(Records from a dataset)
........

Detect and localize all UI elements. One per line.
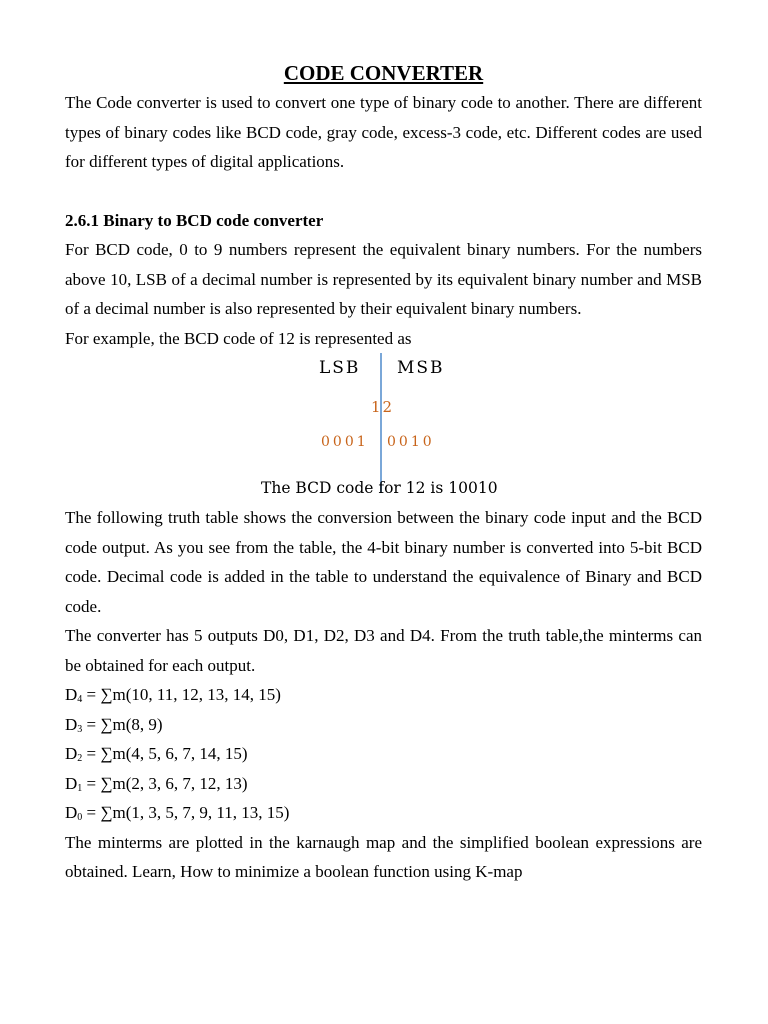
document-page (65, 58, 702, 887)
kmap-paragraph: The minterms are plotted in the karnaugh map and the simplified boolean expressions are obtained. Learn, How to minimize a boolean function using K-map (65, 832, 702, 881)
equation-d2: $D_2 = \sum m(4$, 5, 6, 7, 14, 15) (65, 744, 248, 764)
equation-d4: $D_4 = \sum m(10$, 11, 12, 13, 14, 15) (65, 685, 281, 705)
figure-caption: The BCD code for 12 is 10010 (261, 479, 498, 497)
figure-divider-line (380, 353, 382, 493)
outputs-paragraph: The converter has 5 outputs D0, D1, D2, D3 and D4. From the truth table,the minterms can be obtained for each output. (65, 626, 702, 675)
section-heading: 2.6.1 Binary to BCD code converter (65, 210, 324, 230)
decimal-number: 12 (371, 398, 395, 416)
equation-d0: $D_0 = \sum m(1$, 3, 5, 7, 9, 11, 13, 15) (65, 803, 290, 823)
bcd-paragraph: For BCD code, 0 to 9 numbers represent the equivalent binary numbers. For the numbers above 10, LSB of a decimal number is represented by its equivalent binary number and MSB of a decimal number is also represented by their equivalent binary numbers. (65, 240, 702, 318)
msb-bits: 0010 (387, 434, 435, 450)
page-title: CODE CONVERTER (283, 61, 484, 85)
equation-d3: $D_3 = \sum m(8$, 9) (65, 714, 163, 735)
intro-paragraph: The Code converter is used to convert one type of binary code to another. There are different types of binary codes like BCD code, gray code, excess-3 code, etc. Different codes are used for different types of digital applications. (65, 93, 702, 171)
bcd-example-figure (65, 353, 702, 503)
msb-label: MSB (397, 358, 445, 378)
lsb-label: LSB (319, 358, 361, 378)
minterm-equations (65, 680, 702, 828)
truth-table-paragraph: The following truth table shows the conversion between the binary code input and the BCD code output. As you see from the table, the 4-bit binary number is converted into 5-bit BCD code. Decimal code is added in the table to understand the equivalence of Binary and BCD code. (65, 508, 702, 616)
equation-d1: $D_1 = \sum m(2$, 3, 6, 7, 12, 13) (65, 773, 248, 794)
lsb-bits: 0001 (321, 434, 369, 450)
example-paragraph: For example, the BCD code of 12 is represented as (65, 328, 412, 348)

........

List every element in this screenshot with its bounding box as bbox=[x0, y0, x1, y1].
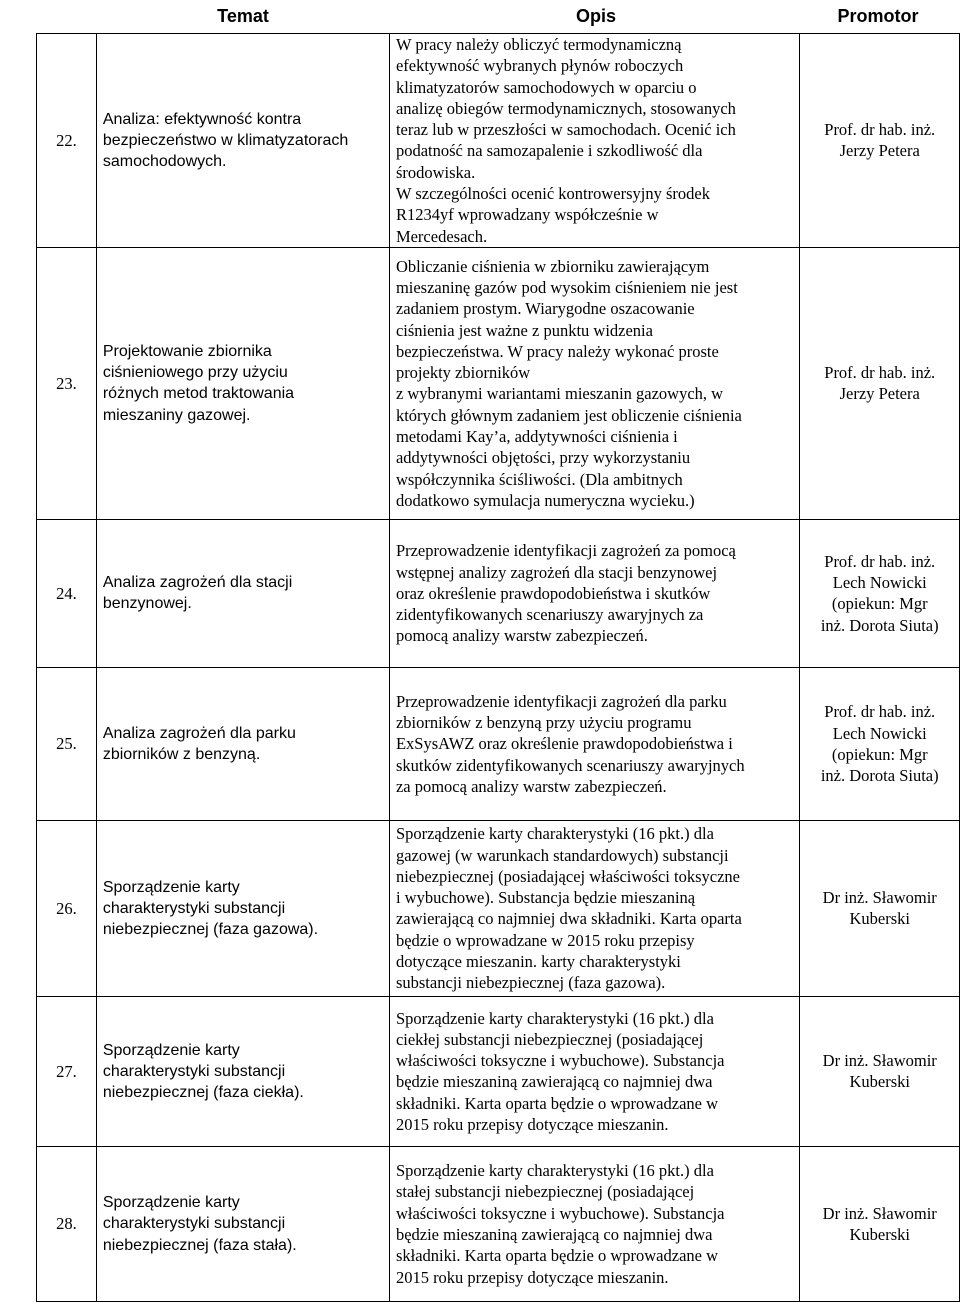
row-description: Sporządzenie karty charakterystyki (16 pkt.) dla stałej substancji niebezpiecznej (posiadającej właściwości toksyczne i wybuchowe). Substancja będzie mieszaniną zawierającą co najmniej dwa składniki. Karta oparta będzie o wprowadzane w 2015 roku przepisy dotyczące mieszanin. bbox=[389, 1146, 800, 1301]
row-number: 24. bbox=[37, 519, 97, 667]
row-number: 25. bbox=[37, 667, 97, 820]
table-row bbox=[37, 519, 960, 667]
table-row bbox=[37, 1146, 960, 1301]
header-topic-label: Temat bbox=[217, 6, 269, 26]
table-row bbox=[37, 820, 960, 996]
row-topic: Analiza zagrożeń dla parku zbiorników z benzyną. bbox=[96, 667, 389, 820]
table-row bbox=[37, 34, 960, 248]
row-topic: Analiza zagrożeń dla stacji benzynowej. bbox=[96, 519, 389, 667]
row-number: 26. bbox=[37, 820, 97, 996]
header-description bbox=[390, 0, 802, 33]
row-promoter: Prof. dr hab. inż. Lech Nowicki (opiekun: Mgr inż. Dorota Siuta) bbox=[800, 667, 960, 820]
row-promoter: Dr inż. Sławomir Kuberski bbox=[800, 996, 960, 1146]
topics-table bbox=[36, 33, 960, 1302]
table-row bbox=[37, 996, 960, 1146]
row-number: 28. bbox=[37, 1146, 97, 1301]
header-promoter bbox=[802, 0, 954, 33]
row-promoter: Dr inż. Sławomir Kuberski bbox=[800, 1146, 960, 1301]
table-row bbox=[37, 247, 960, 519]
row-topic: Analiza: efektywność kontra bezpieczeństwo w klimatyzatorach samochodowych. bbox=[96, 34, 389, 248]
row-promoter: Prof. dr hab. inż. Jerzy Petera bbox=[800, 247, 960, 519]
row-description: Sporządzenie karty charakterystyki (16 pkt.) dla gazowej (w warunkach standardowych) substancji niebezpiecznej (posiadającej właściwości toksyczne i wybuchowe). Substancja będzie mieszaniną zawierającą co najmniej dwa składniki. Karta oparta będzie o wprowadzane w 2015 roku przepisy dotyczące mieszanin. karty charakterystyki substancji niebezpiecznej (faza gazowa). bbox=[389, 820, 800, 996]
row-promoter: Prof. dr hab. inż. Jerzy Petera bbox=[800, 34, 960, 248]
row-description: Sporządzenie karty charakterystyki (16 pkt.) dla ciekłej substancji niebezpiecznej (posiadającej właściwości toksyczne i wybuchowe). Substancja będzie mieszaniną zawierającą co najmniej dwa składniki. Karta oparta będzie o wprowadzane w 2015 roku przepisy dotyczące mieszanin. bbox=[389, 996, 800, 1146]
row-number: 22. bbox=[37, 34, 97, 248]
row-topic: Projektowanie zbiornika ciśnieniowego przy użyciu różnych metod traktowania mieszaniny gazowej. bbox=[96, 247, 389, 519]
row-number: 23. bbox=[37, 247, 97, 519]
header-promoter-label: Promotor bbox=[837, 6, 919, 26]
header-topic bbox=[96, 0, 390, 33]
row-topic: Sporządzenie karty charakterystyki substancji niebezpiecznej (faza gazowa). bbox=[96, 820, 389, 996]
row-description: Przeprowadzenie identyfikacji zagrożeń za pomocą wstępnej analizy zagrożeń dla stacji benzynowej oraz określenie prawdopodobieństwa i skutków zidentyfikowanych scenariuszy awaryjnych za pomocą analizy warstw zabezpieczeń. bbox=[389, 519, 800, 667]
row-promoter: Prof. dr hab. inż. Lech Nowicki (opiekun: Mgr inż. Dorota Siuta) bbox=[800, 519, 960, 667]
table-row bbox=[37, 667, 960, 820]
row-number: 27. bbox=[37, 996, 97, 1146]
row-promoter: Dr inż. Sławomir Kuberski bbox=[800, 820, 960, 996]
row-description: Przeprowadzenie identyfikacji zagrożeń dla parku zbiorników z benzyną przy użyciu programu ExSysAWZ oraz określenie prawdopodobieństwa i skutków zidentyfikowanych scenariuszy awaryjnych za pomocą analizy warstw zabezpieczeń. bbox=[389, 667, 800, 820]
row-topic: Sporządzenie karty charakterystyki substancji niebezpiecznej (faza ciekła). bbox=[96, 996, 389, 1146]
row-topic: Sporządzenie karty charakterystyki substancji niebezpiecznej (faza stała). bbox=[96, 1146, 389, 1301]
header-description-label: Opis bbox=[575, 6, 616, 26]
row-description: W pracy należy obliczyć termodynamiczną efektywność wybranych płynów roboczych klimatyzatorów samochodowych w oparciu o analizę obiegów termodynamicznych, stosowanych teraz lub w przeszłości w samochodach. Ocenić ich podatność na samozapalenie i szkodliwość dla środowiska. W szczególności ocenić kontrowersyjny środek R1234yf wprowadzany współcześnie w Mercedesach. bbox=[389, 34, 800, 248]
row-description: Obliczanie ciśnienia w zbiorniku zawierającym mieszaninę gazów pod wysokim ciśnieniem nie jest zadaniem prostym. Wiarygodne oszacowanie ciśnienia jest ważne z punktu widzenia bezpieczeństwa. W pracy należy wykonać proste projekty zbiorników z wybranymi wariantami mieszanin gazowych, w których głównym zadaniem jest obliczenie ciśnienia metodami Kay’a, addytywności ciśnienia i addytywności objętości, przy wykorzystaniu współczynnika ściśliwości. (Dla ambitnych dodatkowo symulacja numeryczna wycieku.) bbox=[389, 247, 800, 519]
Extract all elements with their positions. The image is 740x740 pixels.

........

## [Set problem]
Revise the lines from the one containing "document-page (65, 58, 702, 887)" through the one containing "equation-d2: $D_2 = \sum", inclusive, replacing "simplified" with "reduced" and changing nothing else. Give only those revised lines.

## [Solution to the exercise]
document-page (65, 58, 702, 887)
kmap-paragraph: The minterms are plotted in the karnaugh map and the reduced boolean expressions are obtained. Learn, How to minimize a boolean function using K-map (65, 832, 702, 881)
equation-d2: $D_2 = \sum m(4$, 5, 6, 7, 14, 15) (65, 744, 248, 764)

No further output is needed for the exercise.